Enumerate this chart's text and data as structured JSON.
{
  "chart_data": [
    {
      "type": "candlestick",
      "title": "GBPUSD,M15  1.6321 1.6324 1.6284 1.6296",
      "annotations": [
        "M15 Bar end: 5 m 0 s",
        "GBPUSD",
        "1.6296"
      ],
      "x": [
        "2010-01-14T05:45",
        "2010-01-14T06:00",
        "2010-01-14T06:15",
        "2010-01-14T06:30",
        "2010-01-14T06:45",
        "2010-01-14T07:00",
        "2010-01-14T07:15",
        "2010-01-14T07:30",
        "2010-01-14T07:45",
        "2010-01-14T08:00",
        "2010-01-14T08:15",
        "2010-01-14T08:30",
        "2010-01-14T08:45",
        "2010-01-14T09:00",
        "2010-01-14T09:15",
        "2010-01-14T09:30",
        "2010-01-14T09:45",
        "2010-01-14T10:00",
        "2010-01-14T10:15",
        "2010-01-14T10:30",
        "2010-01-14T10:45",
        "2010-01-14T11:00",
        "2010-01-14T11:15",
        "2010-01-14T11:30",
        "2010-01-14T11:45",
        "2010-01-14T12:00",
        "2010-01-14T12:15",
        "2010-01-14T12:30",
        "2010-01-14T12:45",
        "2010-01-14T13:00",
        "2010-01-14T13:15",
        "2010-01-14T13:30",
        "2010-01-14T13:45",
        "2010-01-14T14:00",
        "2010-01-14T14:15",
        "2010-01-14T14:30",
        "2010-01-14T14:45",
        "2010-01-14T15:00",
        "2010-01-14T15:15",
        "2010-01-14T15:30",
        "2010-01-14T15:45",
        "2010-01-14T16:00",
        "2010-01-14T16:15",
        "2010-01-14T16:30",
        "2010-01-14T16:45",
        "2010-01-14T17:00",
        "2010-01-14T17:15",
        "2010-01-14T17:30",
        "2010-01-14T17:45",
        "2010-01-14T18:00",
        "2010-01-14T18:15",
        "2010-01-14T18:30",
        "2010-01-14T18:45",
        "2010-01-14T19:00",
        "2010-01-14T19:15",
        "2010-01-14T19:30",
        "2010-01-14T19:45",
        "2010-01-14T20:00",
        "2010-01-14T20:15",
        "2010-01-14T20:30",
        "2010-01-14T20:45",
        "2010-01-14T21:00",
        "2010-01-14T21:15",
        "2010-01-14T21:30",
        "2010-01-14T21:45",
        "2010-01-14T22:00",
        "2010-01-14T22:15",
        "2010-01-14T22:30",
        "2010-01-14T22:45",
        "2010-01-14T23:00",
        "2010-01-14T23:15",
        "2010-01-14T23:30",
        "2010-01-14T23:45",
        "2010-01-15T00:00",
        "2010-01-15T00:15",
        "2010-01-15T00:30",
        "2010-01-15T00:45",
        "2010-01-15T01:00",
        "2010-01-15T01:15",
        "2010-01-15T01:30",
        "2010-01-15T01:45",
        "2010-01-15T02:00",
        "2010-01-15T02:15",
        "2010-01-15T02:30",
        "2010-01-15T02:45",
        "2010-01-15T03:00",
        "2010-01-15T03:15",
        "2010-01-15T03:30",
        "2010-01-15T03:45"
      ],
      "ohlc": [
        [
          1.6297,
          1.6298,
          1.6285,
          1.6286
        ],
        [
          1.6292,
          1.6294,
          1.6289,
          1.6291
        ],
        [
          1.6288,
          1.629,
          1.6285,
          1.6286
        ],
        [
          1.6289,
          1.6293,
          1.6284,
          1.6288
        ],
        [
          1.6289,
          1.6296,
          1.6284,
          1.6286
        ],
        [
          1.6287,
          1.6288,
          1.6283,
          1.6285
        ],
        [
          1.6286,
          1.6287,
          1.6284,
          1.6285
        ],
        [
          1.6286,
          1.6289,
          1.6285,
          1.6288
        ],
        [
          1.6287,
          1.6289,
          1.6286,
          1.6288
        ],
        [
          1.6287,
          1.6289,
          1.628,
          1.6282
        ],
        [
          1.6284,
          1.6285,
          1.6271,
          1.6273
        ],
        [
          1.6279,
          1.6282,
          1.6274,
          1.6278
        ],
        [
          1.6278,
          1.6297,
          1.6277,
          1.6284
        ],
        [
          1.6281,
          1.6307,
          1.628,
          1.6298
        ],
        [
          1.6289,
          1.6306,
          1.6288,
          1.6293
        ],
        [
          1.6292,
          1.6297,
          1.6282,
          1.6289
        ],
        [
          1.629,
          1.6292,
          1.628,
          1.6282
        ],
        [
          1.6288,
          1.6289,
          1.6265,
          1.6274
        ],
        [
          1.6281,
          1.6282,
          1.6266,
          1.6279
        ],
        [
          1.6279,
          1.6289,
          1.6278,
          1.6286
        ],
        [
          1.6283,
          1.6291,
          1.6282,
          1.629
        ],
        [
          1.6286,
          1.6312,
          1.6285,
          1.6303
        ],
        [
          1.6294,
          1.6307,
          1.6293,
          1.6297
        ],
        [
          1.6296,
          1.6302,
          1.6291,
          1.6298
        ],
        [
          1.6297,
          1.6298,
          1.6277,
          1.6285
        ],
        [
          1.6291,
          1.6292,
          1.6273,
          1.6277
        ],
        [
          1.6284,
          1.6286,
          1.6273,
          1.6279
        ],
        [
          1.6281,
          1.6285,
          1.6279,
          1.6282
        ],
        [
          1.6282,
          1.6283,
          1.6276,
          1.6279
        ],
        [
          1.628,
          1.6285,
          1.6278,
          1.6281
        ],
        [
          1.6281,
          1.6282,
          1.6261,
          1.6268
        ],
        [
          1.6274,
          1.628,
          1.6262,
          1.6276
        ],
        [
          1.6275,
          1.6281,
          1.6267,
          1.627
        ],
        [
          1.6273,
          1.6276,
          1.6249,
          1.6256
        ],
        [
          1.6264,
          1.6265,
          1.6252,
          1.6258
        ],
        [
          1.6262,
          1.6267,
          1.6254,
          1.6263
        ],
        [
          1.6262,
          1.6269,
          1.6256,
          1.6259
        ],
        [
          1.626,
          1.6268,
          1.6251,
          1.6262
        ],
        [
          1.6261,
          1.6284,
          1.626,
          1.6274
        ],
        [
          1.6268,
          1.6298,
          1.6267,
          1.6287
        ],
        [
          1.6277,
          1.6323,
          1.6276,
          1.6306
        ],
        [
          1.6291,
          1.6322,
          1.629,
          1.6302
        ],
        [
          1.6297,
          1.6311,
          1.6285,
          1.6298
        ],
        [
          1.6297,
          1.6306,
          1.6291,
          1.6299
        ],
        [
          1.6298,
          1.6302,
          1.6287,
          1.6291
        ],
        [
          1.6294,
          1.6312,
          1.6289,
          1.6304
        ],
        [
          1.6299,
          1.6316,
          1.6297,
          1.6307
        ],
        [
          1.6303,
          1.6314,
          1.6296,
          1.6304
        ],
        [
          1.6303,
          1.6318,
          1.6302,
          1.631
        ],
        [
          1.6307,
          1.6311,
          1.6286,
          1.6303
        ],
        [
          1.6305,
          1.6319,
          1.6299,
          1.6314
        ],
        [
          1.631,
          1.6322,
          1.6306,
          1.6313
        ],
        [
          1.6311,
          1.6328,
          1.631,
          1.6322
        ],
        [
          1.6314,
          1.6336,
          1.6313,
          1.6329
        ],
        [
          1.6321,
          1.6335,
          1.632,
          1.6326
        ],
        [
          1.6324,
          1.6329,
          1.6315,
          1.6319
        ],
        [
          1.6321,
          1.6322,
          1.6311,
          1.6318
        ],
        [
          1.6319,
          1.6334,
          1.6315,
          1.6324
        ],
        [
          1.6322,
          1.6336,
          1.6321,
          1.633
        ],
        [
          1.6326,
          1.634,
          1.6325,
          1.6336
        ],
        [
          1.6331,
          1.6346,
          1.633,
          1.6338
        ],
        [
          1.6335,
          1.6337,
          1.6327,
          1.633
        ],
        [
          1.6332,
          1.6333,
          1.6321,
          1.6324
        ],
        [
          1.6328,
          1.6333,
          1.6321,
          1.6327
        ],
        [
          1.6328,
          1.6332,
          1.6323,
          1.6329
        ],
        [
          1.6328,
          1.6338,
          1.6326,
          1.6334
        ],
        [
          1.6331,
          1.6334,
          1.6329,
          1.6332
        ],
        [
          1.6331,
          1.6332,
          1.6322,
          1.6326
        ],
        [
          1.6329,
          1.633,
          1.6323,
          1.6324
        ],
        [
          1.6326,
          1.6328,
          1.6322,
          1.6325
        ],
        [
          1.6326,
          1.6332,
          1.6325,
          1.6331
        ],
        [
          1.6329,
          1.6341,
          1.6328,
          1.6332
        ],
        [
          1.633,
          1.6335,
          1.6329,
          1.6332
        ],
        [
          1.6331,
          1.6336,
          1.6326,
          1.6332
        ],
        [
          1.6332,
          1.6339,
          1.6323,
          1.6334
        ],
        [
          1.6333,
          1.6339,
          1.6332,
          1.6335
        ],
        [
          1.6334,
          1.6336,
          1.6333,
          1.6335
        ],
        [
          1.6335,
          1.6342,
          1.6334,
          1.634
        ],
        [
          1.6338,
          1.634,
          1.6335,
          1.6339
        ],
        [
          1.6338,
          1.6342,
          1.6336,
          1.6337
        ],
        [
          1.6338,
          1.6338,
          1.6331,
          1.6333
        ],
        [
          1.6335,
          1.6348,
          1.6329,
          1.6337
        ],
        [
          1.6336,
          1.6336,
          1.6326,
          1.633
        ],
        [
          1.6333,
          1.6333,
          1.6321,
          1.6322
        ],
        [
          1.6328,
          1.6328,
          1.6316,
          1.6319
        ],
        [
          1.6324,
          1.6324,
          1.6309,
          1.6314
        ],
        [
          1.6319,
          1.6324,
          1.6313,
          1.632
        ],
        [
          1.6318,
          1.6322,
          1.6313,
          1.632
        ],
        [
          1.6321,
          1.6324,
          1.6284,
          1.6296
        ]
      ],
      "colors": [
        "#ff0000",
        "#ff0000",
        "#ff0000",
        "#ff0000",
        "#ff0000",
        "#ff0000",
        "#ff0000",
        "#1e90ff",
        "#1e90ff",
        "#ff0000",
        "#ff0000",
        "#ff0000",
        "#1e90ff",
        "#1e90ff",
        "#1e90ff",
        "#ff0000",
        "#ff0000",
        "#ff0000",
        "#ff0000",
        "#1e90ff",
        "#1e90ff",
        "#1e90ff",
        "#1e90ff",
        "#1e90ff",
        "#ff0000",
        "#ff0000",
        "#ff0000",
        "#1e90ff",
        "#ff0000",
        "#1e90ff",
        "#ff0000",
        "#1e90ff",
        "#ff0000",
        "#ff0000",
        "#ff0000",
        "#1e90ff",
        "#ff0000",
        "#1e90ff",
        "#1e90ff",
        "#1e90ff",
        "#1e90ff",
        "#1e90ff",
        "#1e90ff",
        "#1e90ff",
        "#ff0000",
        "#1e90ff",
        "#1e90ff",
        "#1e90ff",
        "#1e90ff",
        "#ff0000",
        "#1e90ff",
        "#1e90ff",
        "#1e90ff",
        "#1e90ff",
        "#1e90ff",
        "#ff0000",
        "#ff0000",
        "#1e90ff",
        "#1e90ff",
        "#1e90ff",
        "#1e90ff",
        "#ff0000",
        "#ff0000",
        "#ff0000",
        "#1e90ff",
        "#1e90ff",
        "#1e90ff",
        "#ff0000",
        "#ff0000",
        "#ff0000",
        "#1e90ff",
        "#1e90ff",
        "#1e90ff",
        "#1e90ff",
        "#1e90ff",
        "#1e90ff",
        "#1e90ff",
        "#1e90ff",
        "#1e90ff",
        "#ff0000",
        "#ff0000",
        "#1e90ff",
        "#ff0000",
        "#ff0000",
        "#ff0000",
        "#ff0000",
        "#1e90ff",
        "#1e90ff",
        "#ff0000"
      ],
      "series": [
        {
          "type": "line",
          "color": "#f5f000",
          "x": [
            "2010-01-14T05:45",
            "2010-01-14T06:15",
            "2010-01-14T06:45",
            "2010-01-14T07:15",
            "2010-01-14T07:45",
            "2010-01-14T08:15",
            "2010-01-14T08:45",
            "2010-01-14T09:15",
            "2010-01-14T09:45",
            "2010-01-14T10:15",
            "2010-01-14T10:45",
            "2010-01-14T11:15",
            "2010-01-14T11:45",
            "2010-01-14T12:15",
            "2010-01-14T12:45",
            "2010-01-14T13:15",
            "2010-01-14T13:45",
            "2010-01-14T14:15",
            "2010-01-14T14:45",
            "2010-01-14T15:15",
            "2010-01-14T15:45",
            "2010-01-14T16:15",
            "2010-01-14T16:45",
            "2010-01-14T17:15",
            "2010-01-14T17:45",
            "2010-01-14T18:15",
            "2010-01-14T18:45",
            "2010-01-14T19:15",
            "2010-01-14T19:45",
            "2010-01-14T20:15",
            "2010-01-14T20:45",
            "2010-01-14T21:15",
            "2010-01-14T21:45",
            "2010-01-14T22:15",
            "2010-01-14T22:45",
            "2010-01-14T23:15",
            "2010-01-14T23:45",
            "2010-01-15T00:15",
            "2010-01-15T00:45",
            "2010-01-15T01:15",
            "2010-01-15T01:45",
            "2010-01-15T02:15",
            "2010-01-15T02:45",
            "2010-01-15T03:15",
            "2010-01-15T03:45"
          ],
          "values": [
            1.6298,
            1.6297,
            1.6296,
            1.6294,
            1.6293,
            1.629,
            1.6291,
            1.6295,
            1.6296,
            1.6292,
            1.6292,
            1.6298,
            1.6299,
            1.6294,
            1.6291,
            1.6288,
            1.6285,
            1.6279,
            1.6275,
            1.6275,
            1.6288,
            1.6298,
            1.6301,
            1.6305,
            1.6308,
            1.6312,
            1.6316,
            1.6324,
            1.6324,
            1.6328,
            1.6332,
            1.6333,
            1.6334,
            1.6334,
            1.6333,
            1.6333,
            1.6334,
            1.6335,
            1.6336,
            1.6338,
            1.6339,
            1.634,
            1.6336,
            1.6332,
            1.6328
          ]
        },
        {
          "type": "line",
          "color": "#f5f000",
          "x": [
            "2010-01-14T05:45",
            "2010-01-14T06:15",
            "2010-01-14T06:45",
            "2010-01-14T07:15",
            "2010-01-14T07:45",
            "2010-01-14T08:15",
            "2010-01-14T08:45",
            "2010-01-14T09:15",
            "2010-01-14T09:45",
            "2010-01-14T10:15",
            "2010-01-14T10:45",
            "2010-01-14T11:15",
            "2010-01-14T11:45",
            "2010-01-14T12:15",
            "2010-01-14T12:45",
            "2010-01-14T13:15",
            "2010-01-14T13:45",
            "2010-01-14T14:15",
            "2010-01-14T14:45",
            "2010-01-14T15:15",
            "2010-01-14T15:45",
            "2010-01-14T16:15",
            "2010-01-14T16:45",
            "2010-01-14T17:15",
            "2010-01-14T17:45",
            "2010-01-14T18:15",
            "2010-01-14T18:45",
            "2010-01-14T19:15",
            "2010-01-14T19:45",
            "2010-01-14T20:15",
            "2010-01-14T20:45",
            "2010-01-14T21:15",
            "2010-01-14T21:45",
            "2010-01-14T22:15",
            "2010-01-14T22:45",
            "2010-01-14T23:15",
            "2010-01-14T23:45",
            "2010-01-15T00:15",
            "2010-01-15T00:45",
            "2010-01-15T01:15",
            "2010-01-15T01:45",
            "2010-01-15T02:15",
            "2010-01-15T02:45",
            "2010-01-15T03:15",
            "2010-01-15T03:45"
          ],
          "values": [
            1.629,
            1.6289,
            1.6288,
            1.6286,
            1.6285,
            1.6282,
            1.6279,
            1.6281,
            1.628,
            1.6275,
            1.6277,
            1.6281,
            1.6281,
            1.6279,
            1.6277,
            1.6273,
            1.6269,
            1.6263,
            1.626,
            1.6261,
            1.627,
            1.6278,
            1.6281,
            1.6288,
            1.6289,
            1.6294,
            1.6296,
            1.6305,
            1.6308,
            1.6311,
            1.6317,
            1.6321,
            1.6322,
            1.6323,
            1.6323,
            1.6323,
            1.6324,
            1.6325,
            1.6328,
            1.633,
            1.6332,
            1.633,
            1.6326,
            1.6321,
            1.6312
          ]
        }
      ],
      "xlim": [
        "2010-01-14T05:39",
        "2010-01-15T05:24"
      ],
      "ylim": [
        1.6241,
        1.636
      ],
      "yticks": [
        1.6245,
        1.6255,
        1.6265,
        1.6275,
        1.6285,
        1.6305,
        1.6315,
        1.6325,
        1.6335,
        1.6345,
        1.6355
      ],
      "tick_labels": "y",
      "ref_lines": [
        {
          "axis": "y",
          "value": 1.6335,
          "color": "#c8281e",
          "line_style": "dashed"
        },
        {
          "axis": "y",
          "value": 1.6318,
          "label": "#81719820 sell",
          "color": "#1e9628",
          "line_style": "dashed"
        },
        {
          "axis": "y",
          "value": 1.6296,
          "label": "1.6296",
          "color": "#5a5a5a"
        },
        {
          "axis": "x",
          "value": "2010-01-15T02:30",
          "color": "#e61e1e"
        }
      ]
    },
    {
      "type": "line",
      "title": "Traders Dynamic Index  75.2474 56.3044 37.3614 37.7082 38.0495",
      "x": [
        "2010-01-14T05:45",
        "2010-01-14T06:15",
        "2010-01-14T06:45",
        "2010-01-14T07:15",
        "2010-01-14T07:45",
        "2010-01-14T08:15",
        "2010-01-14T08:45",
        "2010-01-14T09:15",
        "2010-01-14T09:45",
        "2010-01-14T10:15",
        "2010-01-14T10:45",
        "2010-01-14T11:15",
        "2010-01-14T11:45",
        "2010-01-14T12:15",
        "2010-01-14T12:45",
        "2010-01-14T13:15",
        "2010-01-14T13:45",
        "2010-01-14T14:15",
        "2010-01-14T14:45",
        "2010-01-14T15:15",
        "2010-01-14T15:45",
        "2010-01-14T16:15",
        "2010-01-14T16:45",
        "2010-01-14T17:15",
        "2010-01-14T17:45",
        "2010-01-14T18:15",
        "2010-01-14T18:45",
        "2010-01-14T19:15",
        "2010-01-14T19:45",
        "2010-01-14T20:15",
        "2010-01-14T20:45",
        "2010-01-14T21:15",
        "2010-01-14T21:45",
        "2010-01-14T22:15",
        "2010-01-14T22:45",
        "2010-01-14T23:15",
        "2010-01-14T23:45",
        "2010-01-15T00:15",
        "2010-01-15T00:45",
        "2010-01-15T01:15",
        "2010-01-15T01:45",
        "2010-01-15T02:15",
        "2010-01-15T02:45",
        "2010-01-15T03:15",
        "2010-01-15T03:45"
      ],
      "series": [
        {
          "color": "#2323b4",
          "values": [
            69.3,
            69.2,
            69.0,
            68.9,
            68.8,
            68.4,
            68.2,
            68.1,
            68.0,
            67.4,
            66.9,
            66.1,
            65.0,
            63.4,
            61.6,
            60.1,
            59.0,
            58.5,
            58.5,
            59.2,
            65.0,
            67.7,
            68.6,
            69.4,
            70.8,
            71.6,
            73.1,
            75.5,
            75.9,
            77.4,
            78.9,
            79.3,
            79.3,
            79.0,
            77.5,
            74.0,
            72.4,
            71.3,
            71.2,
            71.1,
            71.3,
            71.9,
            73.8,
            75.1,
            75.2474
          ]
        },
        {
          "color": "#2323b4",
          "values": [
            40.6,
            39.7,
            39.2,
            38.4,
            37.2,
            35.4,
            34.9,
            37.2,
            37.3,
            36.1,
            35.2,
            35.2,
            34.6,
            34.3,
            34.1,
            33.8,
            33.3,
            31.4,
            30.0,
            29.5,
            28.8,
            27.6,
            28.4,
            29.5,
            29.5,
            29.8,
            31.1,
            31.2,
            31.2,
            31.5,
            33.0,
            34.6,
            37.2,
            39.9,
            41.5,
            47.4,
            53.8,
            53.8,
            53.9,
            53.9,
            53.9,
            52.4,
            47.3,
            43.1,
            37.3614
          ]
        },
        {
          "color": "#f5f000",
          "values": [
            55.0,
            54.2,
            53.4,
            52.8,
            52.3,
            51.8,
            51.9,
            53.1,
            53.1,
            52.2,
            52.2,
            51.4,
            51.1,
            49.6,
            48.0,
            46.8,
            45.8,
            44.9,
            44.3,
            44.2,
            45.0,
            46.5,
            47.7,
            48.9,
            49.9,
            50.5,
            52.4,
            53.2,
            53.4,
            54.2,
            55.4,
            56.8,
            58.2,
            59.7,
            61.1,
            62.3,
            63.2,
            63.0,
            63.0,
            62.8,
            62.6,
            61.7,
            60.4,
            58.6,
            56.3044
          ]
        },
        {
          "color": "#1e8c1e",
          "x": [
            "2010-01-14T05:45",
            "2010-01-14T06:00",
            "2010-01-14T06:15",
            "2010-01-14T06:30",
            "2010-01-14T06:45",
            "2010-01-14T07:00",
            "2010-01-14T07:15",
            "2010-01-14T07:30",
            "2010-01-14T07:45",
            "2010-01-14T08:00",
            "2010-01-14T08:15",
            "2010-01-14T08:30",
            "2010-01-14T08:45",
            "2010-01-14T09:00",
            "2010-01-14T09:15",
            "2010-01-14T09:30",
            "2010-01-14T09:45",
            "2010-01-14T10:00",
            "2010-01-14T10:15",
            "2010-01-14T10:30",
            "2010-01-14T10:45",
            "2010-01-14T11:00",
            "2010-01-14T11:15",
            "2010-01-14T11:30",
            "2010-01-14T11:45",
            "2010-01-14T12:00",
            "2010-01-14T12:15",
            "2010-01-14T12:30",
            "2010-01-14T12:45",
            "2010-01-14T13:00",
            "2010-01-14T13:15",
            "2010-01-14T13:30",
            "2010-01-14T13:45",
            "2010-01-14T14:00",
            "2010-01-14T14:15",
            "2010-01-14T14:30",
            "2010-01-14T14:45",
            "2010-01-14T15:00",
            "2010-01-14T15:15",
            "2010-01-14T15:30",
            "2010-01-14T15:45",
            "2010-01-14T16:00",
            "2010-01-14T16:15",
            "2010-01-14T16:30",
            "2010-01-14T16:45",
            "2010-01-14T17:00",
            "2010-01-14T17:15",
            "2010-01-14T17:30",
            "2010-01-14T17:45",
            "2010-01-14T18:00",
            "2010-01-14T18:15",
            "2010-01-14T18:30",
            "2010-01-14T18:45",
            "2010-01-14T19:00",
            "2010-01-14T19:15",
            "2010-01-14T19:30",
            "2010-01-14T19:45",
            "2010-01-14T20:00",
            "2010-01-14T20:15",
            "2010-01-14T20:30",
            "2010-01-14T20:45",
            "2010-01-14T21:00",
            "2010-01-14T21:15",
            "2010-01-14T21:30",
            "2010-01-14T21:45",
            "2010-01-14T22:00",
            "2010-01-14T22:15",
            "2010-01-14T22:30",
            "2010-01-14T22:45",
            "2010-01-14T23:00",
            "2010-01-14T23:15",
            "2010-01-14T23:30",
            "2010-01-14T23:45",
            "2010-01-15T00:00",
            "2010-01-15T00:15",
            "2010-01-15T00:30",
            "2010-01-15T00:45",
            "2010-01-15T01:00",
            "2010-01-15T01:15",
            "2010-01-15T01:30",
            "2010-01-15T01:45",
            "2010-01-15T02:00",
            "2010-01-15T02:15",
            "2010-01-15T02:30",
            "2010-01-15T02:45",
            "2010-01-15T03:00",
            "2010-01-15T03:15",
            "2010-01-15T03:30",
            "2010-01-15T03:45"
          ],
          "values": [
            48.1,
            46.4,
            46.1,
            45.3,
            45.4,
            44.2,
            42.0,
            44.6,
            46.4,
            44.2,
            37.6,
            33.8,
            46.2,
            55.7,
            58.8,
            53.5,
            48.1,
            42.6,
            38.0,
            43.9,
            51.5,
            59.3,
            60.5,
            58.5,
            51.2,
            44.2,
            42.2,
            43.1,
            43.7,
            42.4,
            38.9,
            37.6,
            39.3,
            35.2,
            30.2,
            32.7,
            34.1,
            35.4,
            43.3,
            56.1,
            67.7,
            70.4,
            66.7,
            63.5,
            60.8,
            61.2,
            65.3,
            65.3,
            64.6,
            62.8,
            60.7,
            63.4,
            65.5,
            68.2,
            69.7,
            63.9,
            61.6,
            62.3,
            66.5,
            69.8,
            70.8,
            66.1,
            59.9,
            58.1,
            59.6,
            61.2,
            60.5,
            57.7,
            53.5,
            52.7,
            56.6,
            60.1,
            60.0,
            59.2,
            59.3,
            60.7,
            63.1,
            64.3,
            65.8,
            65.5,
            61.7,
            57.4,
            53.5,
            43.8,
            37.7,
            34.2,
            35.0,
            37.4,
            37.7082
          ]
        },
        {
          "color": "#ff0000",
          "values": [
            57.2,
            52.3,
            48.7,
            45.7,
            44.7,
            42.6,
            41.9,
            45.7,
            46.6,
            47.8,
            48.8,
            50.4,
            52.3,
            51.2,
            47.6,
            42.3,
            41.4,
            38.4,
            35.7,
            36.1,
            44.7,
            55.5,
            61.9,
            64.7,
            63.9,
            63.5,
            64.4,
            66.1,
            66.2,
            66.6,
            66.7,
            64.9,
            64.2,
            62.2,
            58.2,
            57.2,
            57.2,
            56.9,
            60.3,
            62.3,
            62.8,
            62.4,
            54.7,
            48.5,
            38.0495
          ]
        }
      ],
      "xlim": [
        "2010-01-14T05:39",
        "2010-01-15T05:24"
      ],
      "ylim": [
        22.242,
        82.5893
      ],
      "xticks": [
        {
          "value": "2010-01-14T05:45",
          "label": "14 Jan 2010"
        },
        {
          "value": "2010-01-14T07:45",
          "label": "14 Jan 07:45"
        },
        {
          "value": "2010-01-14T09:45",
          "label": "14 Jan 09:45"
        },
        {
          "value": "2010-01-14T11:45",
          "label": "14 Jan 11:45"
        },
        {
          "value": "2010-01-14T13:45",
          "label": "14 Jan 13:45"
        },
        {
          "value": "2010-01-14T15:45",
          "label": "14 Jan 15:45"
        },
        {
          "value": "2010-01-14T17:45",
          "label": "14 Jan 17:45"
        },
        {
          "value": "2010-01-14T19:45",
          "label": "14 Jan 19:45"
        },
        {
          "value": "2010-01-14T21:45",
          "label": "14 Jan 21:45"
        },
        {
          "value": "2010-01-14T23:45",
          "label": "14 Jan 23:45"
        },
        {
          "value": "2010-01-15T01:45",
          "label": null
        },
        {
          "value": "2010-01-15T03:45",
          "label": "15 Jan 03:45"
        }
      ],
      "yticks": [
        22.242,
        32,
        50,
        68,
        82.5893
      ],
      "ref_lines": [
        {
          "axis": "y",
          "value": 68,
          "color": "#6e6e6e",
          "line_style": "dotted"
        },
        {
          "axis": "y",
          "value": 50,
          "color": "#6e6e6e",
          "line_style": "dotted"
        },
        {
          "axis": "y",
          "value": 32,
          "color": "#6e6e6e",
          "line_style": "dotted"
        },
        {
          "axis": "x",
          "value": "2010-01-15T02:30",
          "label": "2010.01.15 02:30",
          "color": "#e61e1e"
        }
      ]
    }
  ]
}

> **Your objective**
Which lines contain the word "GBPUSD"? Return each of them.

> **Solution below**
      "title": "GBPUSD,M15  1.6321 1.6324 1.6284 1.6296",
        "GBPUSD",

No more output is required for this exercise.